[Start DATASET]

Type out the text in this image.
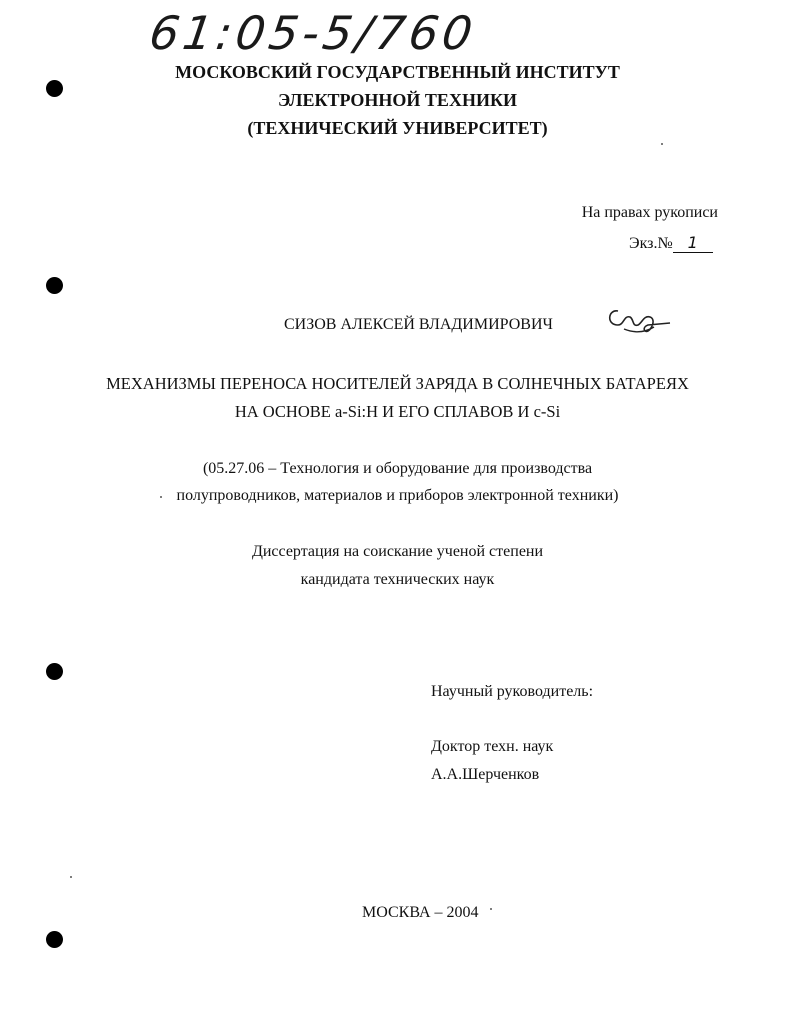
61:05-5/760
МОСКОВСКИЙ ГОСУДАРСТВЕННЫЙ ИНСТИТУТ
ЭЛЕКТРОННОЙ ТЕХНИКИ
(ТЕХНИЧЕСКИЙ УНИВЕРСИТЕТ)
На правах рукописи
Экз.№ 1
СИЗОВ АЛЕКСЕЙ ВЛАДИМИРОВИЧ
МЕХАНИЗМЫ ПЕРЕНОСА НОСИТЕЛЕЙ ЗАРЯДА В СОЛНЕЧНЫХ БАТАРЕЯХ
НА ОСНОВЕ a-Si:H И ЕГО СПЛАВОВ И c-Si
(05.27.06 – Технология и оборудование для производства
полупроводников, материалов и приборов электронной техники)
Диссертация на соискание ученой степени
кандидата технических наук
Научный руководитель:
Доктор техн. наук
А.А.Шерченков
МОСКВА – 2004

[End DATASET]
[Start DATASET]

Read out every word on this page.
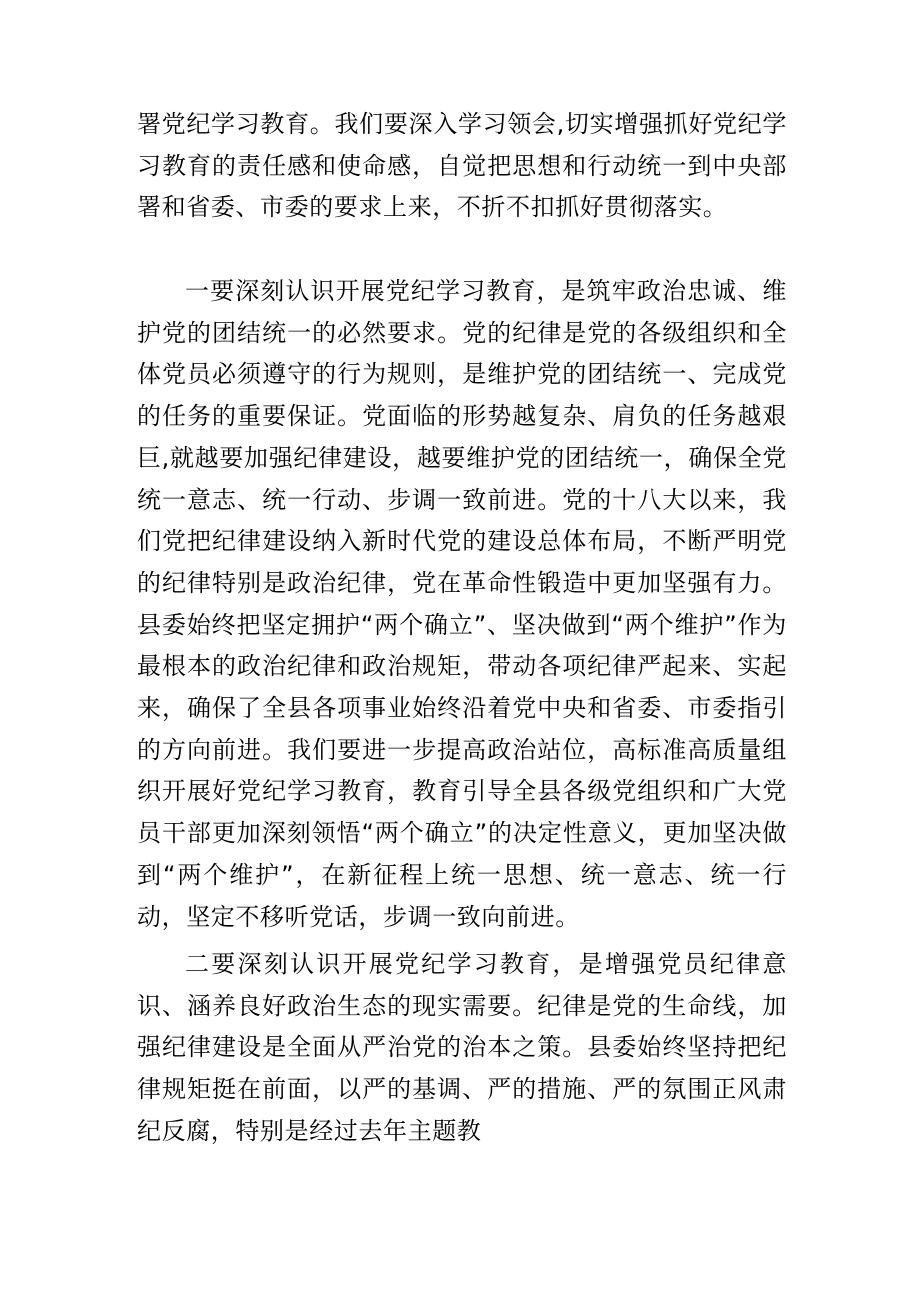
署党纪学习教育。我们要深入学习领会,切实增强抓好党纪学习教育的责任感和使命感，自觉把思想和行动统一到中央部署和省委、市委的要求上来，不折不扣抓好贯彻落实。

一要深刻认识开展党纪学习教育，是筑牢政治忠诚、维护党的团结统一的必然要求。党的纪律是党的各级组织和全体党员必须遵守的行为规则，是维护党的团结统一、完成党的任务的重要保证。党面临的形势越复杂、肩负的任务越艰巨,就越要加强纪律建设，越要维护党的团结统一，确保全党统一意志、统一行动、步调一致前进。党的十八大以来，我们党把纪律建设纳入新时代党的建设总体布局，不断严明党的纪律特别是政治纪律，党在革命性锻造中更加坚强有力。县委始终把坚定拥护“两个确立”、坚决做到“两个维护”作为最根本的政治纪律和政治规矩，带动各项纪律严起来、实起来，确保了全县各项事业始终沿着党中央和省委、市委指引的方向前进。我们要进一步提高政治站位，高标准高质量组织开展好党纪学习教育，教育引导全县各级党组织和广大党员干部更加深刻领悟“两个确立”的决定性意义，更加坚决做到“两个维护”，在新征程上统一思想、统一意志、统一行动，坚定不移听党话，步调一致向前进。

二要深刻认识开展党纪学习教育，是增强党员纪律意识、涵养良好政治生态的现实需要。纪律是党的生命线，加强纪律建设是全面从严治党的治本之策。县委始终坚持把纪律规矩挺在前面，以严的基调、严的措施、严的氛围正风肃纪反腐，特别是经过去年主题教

[End DATASET]
[Start DATASET]

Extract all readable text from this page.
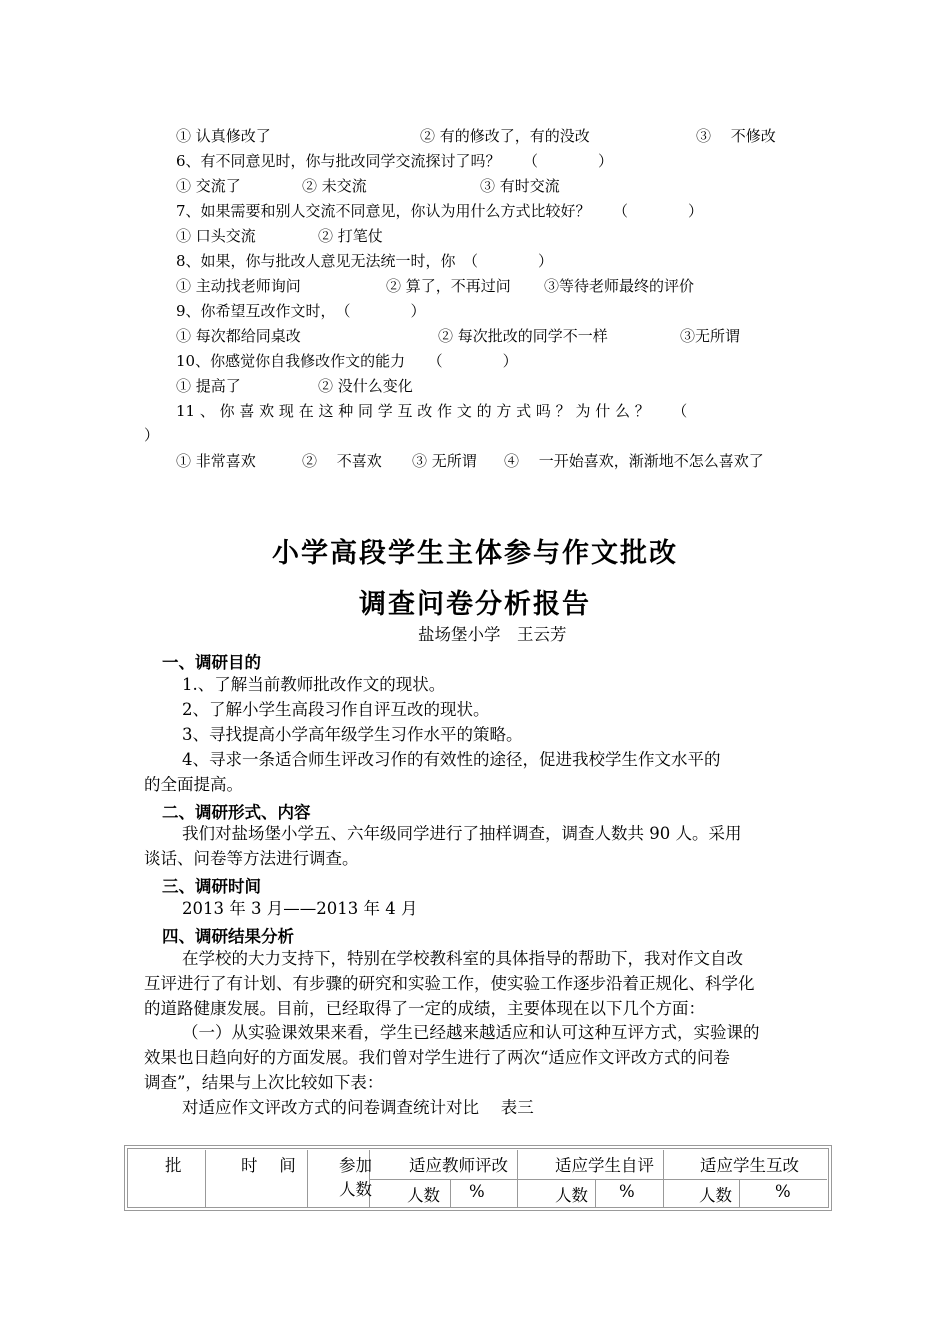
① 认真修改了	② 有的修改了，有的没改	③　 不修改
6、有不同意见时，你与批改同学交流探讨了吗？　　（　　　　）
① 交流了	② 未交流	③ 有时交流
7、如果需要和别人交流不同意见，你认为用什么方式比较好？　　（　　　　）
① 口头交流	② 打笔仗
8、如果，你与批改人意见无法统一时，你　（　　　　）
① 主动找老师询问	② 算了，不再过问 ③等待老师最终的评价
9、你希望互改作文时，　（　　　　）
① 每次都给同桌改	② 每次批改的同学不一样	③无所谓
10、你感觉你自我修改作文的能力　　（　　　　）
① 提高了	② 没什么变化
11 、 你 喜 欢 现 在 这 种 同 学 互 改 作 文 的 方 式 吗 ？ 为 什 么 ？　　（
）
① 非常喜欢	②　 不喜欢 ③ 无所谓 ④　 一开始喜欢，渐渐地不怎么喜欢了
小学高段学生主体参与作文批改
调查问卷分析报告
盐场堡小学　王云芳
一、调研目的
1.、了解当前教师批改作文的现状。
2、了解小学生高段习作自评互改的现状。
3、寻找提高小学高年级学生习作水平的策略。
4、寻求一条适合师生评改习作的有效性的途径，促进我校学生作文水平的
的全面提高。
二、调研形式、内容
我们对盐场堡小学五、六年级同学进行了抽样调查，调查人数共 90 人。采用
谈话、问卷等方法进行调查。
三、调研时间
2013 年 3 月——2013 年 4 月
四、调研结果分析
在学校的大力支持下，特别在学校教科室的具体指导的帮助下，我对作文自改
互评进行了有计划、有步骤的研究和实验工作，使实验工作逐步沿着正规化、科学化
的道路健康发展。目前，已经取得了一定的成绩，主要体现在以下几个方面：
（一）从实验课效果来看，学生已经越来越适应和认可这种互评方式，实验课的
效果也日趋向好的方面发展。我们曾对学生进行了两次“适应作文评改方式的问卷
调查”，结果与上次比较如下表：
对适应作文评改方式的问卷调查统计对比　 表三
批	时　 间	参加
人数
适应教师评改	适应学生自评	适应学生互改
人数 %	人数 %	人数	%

[End DATASET]

Pull every line containing "text" out of the records.

Type out the text in this image.
Extract all readable text from this page.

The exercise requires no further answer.